Prompt => Pick out every line that holds the string "JSON" and copy it.

Records provided =>
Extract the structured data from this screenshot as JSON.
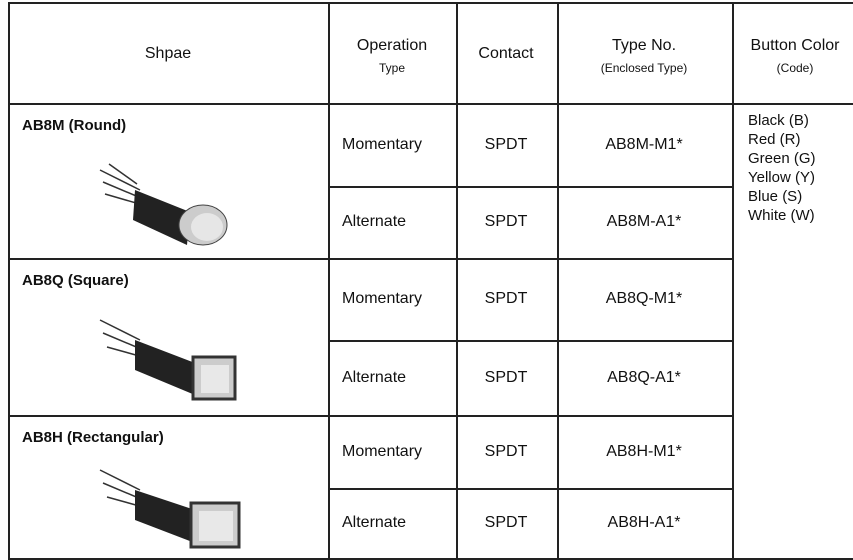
{
  "table": {
    "headers": [
      {
        "title": "Shpae"
      },
      {
        "title": "Operation",
        "subtitle": "Type"
      },
      {
        "title": "Contact"
      },
      {
        "title": "Type No.",
        "subtitle": "(Enclosed Type)"
      },
      {
        "title": "Button Color",
        "subtitle": "(Code)"
      }
    ],
    "groups": [
      {
        "shape": "AB8M (Round)",
        "rows": [
          {
            "operation": "Momentary",
            "contact": "SPDT",
            "type_no": "AB8M-M1*"
          },
          {
            "operation": "Alternate",
            "contact": "SPDT",
            "type_no": "AB8M-A1*"
          }
        ]
      },
      {
        "shape": "AB8Q (Square)",
        "rows": [
          {
            "operation": "Momentary",
            "contact": "SPDT",
            "type_no": "AB8Q-M1*"
          },
          {
            "operation": "Alternate",
            "contact": "SPDT",
            "type_no": "AB8Q-A1*"
          }
        ]
      },
      {
        "shape": "AB8H (Rectangular)",
        "rows": [
          {
            "operation": "Momentary",
            "contact": "SPDT",
            "type_no": "AB8H-M1*"
          },
          {
            "operation": "Alternate",
            "contact": "SPDT",
            "type_no": "AB8H-A1*"
          }
        ]
      }
    ],
    "colors": [
      "Black (B)",
      "Red (R)",
      "Green (G)",
      "Yellow (Y)",
      "Blue (S)",
      "White (W)"
    ]
  }
}
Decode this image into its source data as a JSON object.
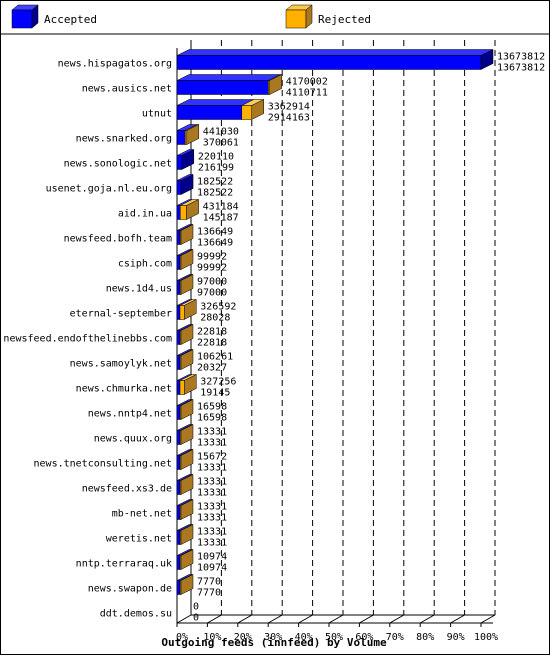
{
  "legend": {
    "accepted_label": "Accepted",
    "rejected_label": "Rejected",
    "accepted_color": "#0000ff",
    "rejected_color": "#ffb000",
    "accepted_color_dark": "#000088",
    "rejected_color_dark": "#aa7722"
  },
  "chart_data": {
    "type": "bar",
    "orientation": "horizontal",
    "xlabel": "Outgoing feeds (innfeed) by Volume",
    "x_ticks": [
      "0%",
      "10%",
      "20%",
      "30%",
      "40%",
      "50%",
      "60%",
      "70%",
      "80%",
      "90%",
      "100%"
    ],
    "xlim": [
      0,
      100
    ],
    "categories": [
      "news.hispagatos.org",
      "news.ausics.net",
      "utnut",
      "news.snarked.org",
      "news.sonologic.net",
      "usenet.goja.nl.eu.org",
      "aid.in.ua",
      "newsfeed.bofh.team",
      "csiph.com",
      "news.1d4.us",
      "eternal-september",
      "newsfeed.endofthelinebbs.com",
      "news.samoylyk.net",
      "news.chmurka.net",
      "news.nntp4.net",
      "news.quux.org",
      "news.tnetconsulting.net",
      "newsfeed.xs3.de",
      "mb-net.net",
      "weretis.net",
      "nntp.terraraq.uk",
      "news.swapon.de",
      "ddt.demos.su"
    ],
    "series": [
      {
        "name": "Accepted",
        "values": [
          13673812,
          4170002,
          3362914,
          441030,
          220110,
          182522,
          431184,
          136649,
          99992,
          97000,
          326592,
          22818,
          106261,
          327256,
          16598,
          13331,
          15672,
          13331,
          13331,
          13331,
          10974,
          7770,
          0
        ]
      },
      {
        "name": "Rejected",
        "values": [
          13673812,
          4110711,
          2914163,
          370061,
          216199,
          182522,
          145187,
          136649,
          99992,
          97000,
          28028,
          22818,
          20327,
          19145,
          16598,
          13331,
          13331,
          13331,
          13331,
          13331,
          10974,
          7770,
          0
        ]
      }
    ],
    "grid": true,
    "legend": "top"
  }
}
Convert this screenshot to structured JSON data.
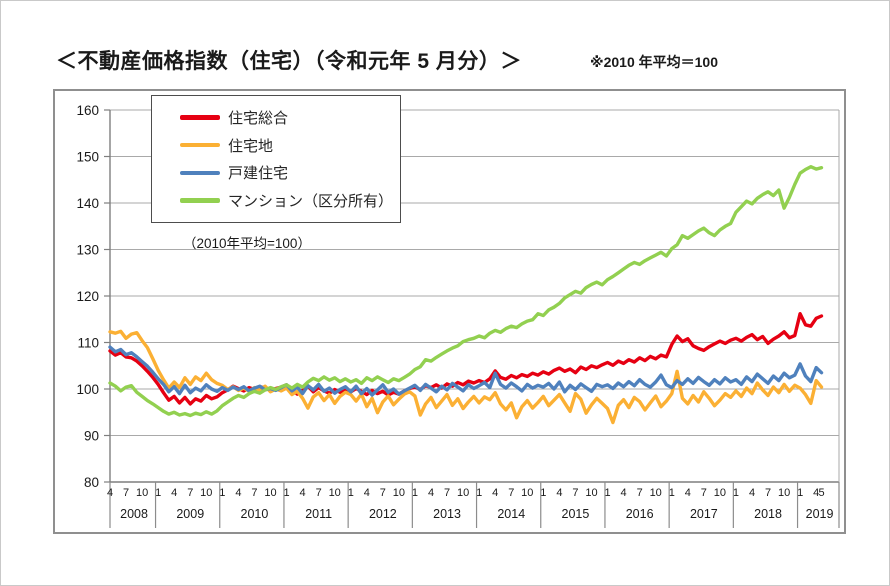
{
  "page": {
    "title": "＜不動産価格指数（住宅）（令和元年 5 月分）＞",
    "note": "※2010 年平均＝100"
  },
  "legend": {
    "note": "（2010年平均=100）"
  },
  "colors": {
    "grid": "#a9a9a9",
    "axis": "#7f7f7f",
    "separator": "#8c8c8c",
    "text": "#1a1a1a",
    "frame": "#8f8f8f"
  },
  "chart_data": {
    "type": "line",
    "title": "不動産価格指数（住宅）（令和元年5月分）",
    "subtitle": "2010年平均=100",
    "x_start_month": "2008-04",
    "x_end_month": "2019-05",
    "x_month_tick_labels": [
      "4",
      "7",
      "10",
      "1"
    ],
    "years": [
      2008,
      2009,
      2010,
      2011,
      2012,
      2013,
      2014,
      2015,
      2016,
      2017,
      2018,
      2019
    ],
    "last_year_extra_month_labels": [
      "4",
      "5"
    ],
    "ylim": [
      80,
      160
    ],
    "ytick_step": 10,
    "grid": true,
    "legend_position": "top-left",
    "series": [
      {
        "name": "住宅総合",
        "color": "#e60012",
        "values": [
          108.2,
          107.3,
          107.8,
          106.9,
          106.7,
          106.0,
          105.0,
          103.8,
          102.5,
          101.0,
          99.2,
          97.6,
          98.4,
          97.0,
          98.2,
          96.8,
          97.9,
          97.4,
          98.6,
          97.9,
          98.3,
          99.2,
          99.8,
          100.6,
          100.1,
          99.6,
          100.3,
          99.9,
          100.5,
          100.2,
          99.7,
          100.1,
          100.4,
          100.9,
          99.8,
          98.9,
          99.7,
          100.6,
          99.4,
          100.3,
          99.6,
          99.1,
          99.9,
          99.3,
          99.8,
          99.4,
          100.1,
          99.5,
          98.8,
          99.7,
          99.0,
          99.5,
          98.7,
          99.3,
          98.9,
          99.6,
          100.1,
          100.4,
          99.9,
          100.7,
          100.3,
          100.9,
          100.2,
          101.1,
          100.6,
          101.4,
          100.9,
          101.7,
          101.3,
          101.8,
          101.4,
          102.2,
          103.9,
          102.5,
          102.1,
          102.9,
          102.4,
          103.1,
          102.7,
          103.4,
          103.0,
          103.7,
          103.2,
          104.0,
          104.5,
          103.8,
          104.3,
          103.5,
          104.7,
          104.2,
          105.0,
          104.6,
          105.2,
          105.7,
          105.1,
          106.0,
          105.5,
          106.3,
          105.8,
          106.7,
          106.1,
          107.0,
          106.5,
          107.3,
          106.9,
          109.6,
          111.4,
          110.2,
          110.8,
          109.3,
          108.7,
          108.3,
          109.1,
          109.7,
          110.3,
          109.8,
          110.5,
          110.9,
          110.3,
          111.1,
          111.7,
          110.6,
          111.3,
          109.8,
          110.7,
          111.4,
          112.3,
          111.0,
          111.5,
          116.2,
          113.8,
          113.5,
          115.2,
          115.7
        ]
      },
      {
        "name": "住宅地",
        "color": "#fbb034",
        "values": [
          112.3,
          112.0,
          112.4,
          110.9,
          111.8,
          112.1,
          110.4,
          108.9,
          106.5,
          104.0,
          102.0,
          100.2,
          101.5,
          100.3,
          102.4,
          101.0,
          102.6,
          101.8,
          103.4,
          102.0,
          101.2,
          100.8,
          99.9,
          100.5,
          99.7,
          100.2,
          99.5,
          100.3,
          99.8,
          100.6,
          99.4,
          100.0,
          99.6,
          100.2,
          98.8,
          99.5,
          98.0,
          95.9,
          98.3,
          99.2,
          97.5,
          98.8,
          96.9,
          98.4,
          99.3,
          98.8,
          97.4,
          98.9,
          96.2,
          98.0,
          94.9,
          97.2,
          98.5,
          96.6,
          97.8,
          98.9,
          99.4,
          98.5,
          94.4,
          96.8,
          98.2,
          96.0,
          97.4,
          98.8,
          96.5,
          97.9,
          95.8,
          97.2,
          98.4,
          97.0,
          98.3,
          97.7,
          99.2,
          96.8,
          95.5,
          97.0,
          93.8,
          96.2,
          97.5,
          95.9,
          97.1,
          98.4,
          96.4,
          97.6,
          98.8,
          97.0,
          95.2,
          99.0,
          97.8,
          94.8,
          96.6,
          98.0,
          96.9,
          95.8,
          92.8,
          96.5,
          97.7,
          96.0,
          98.2,
          97.3,
          95.5,
          97.0,
          98.5,
          96.2,
          97.4,
          99.0,
          103.8,
          98.0,
          96.8,
          98.6,
          97.2,
          99.4,
          98.0,
          96.4,
          97.6,
          99.0,
          98.2,
          99.6,
          98.4,
          100.2,
          99.0,
          101.3,
          99.8,
          98.6,
          100.4,
          99.2,
          101.0,
          99.5,
          100.8,
          100.2,
          98.8,
          96.9,
          101.8,
          100.4
        ]
      },
      {
        "name": "戸建住宅",
        "color": "#4f81bd",
        "values": [
          109.0,
          108.0,
          108.5,
          107.4,
          107.8,
          106.9,
          105.9,
          104.9,
          103.6,
          102.2,
          101.0,
          99.4,
          100.5,
          99.0,
          100.8,
          99.2,
          100.2,
          99.6,
          100.9,
          100.0,
          99.5,
          100.3,
          99.7,
          100.4,
          99.9,
          100.5,
          99.6,
          100.2,
          100.6,
          99.8,
          100.1,
          99.7,
          100.3,
          100.9,
          99.6,
          100.4,
          99.0,
          100.7,
          99.8,
          101.0,
          99.5,
          100.2,
          99.1,
          99.9,
          100.5,
          99.4,
          100.6,
          99.0,
          100.1,
          98.7,
          99.8,
          100.9,
          99.3,
          100.0,
          98.9,
          99.6,
          100.2,
          100.8,
          99.7,
          101.0,
          100.2,
          99.4,
          100.6,
          99.8,
          101.2,
          100.4,
          99.6,
          100.9,
          100.1,
          100.7,
          101.4,
          100.3,
          103.4,
          101.0,
          100.2,
          101.3,
          100.5,
          99.6,
          101.0,
          100.2,
          100.8,
          100.4,
          101.2,
          100.0,
          101.5,
          99.4,
          100.8,
          99.9,
          101.1,
          100.3,
          99.5,
          101.0,
          100.5,
          100.9,
          100.1,
          101.3,
          100.5,
          101.6,
          100.7,
          102.0,
          101.0,
          100.4,
          101.5,
          103.0,
          100.9,
          100.3,
          101.8,
          101.0,
          102.2,
          101.2,
          102.5,
          101.6,
          100.8,
          102.0,
          101.1,
          102.4,
          101.5,
          102.0,
          101.0,
          102.6,
          101.6,
          103.2,
          102.2,
          101.2,
          102.8,
          101.8,
          103.4,
          102.4,
          103.0,
          105.4,
          102.8,
          101.6,
          104.6,
          103.5
        ]
      },
      {
        "name": "マンション（区分所有）",
        "color": "#92d050",
        "values": [
          101.3,
          100.6,
          99.6,
          100.4,
          100.7,
          99.3,
          98.4,
          97.5,
          96.8,
          96.0,
          95.2,
          94.6,
          95.0,
          94.4,
          94.7,
          94.3,
          94.8,
          94.5,
          95.1,
          94.6,
          95.3,
          96.4,
          97.2,
          98.0,
          98.6,
          98.2,
          99.0,
          99.5,
          99.1,
          99.8,
          100.3,
          99.9,
          100.5,
          100.9,
          100.2,
          101.0,
          100.4,
          101.5,
          102.3,
          101.8,
          102.6,
          101.9,
          102.4,
          101.6,
          102.2,
          101.5,
          102.0,
          101.2,
          102.4,
          101.8,
          102.6,
          102.0,
          101.4,
          102.2,
          101.8,
          102.5,
          103.2,
          104.2,
          104.8,
          106.3,
          106.0,
          106.8,
          107.5,
          108.2,
          108.8,
          109.3,
          110.2,
          110.6,
          110.9,
          111.4,
          111.0,
          112.0,
          112.6,
          112.2,
          113.0,
          113.5,
          113.2,
          114.0,
          114.6,
          114.9,
          116.2,
          115.8,
          117.0,
          117.6,
          118.4,
          119.6,
          120.3,
          121.0,
          120.6,
          121.8,
          122.5,
          123.0,
          122.4,
          123.5,
          124.2,
          125.0,
          125.8,
          126.6,
          127.2,
          126.8,
          127.6,
          128.2,
          128.8,
          129.4,
          128.6,
          130.2,
          131.0,
          133.0,
          132.4,
          133.2,
          134.0,
          134.6,
          133.6,
          133.0,
          134.2,
          135.0,
          135.6,
          138.0,
          139.2,
          140.4,
          139.8,
          141.0,
          141.8,
          142.4,
          141.6,
          142.8,
          138.9,
          141.2,
          144.0,
          146.4,
          147.2,
          147.8,
          147.3,
          147.6
        ]
      }
    ]
  }
}
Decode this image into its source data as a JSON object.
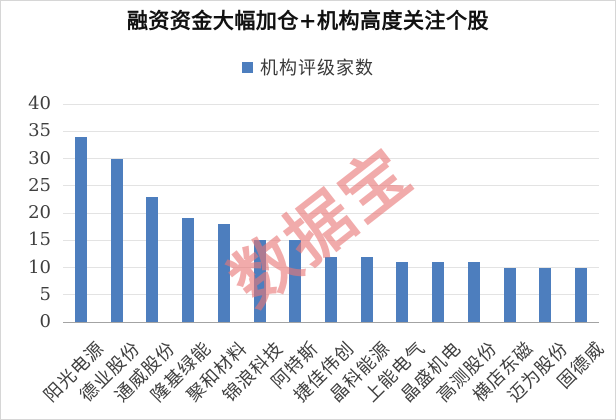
{
  "title": "融资资金大幅加仓+机构高度关注个股",
  "legend": {
    "label": "机构评级家数",
    "marker_color": "#4D7EBE"
  },
  "watermark": {
    "text": "数据宝",
    "color": "#E97878"
  },
  "colors": {
    "bar": "#4D7EBE",
    "gridline": "#E3E3E3",
    "axis_line": "#A3A3A3",
    "tick_text": "#3F3F3F",
    "title_text": "#111111",
    "border": "#D6D6D6",
    "background": "#FFFFFF"
  },
  "chart_data": {
    "type": "bar",
    "title": "融资资金大幅加仓+机构高度关注个股",
    "series_name": "机构评级家数",
    "categories": [
      "阳光电源",
      "德业股份",
      "通威股份",
      "隆基绿能",
      "聚和材料",
      "锦浪科技",
      "阿特斯",
      "捷佳伟创",
      "晶科能源",
      "上能电气",
      "晶盛机电",
      "高测股份",
      "横店东磁",
      "迈为股份",
      "固德威"
    ],
    "values": [
      34,
      30,
      23,
      19,
      18,
      15,
      15,
      12,
      12,
      11,
      11,
      11,
      10,
      10,
      10
    ],
    "xlabel": "",
    "ylabel": "",
    "ylim": [
      0,
      40
    ],
    "ytick_step": 5,
    "grid": true,
    "legend_position": "top",
    "x_label_rotation_deg": 45
  }
}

Complete answer =>
Extract the structured data from this screenshot as JSON.
Decode this image into its source data as a JSON object.
Convert this screenshot to structured JSON data.
Decode this image into its source data as a JSON object.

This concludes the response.